__Exercise details__.
Identify every line containing the word "JSON" and reproduce each one.

* BEGIN Records to process *

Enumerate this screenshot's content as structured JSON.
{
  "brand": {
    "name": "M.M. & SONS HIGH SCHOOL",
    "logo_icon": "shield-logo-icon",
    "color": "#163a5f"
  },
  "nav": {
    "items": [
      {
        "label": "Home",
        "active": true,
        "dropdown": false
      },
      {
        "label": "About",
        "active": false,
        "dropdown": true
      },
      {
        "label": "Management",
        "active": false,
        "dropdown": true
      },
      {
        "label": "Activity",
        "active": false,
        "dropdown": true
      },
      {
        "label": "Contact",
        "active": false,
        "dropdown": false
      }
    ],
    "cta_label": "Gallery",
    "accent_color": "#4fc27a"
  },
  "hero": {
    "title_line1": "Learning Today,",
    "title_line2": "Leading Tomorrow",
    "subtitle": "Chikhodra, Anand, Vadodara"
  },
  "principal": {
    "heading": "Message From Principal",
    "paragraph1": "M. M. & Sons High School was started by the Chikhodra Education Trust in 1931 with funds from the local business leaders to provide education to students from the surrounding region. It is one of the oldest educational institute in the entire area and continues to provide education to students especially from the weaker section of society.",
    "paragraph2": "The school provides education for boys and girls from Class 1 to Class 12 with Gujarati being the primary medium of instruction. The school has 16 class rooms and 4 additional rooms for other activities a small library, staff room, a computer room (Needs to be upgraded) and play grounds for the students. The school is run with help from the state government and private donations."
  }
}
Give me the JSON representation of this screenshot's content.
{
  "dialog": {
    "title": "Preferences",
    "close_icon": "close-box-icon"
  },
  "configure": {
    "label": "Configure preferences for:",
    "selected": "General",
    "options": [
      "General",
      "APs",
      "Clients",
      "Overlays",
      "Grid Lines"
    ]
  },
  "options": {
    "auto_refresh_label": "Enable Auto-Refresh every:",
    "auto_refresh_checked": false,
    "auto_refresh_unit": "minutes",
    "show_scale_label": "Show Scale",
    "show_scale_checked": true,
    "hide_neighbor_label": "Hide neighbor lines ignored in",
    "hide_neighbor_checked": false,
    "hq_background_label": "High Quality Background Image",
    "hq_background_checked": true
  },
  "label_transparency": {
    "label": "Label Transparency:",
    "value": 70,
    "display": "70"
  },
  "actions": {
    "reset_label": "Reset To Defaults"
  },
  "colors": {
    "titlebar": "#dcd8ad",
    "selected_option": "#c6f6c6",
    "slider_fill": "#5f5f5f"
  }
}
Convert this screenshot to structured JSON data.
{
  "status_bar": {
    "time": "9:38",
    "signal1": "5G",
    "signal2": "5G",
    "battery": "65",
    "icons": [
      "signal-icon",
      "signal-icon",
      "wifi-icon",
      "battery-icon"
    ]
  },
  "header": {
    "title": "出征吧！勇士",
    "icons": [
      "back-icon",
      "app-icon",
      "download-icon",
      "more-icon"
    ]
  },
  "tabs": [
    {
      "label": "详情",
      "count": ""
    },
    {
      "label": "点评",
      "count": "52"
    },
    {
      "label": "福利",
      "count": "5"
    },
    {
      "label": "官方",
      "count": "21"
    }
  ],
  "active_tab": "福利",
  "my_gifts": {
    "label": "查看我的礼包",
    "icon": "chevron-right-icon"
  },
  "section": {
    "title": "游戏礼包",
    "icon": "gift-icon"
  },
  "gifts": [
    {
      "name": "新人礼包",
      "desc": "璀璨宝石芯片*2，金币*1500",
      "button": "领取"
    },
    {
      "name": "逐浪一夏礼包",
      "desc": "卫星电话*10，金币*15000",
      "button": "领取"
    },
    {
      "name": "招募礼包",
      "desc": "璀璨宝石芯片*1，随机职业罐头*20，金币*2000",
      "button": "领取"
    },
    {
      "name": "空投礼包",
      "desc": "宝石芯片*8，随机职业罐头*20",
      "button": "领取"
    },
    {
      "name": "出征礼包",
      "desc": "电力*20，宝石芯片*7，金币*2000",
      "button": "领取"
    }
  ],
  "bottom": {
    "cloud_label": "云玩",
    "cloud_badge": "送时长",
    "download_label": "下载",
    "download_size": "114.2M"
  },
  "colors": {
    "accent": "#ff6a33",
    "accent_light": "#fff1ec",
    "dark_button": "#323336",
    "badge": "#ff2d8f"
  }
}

* END Records to process *

__In response__.
Enumerate this screenshot's content as structured JSON.
Give me the JSON representation of this screenshot's content.
Convert this screenshot to structured JSON data.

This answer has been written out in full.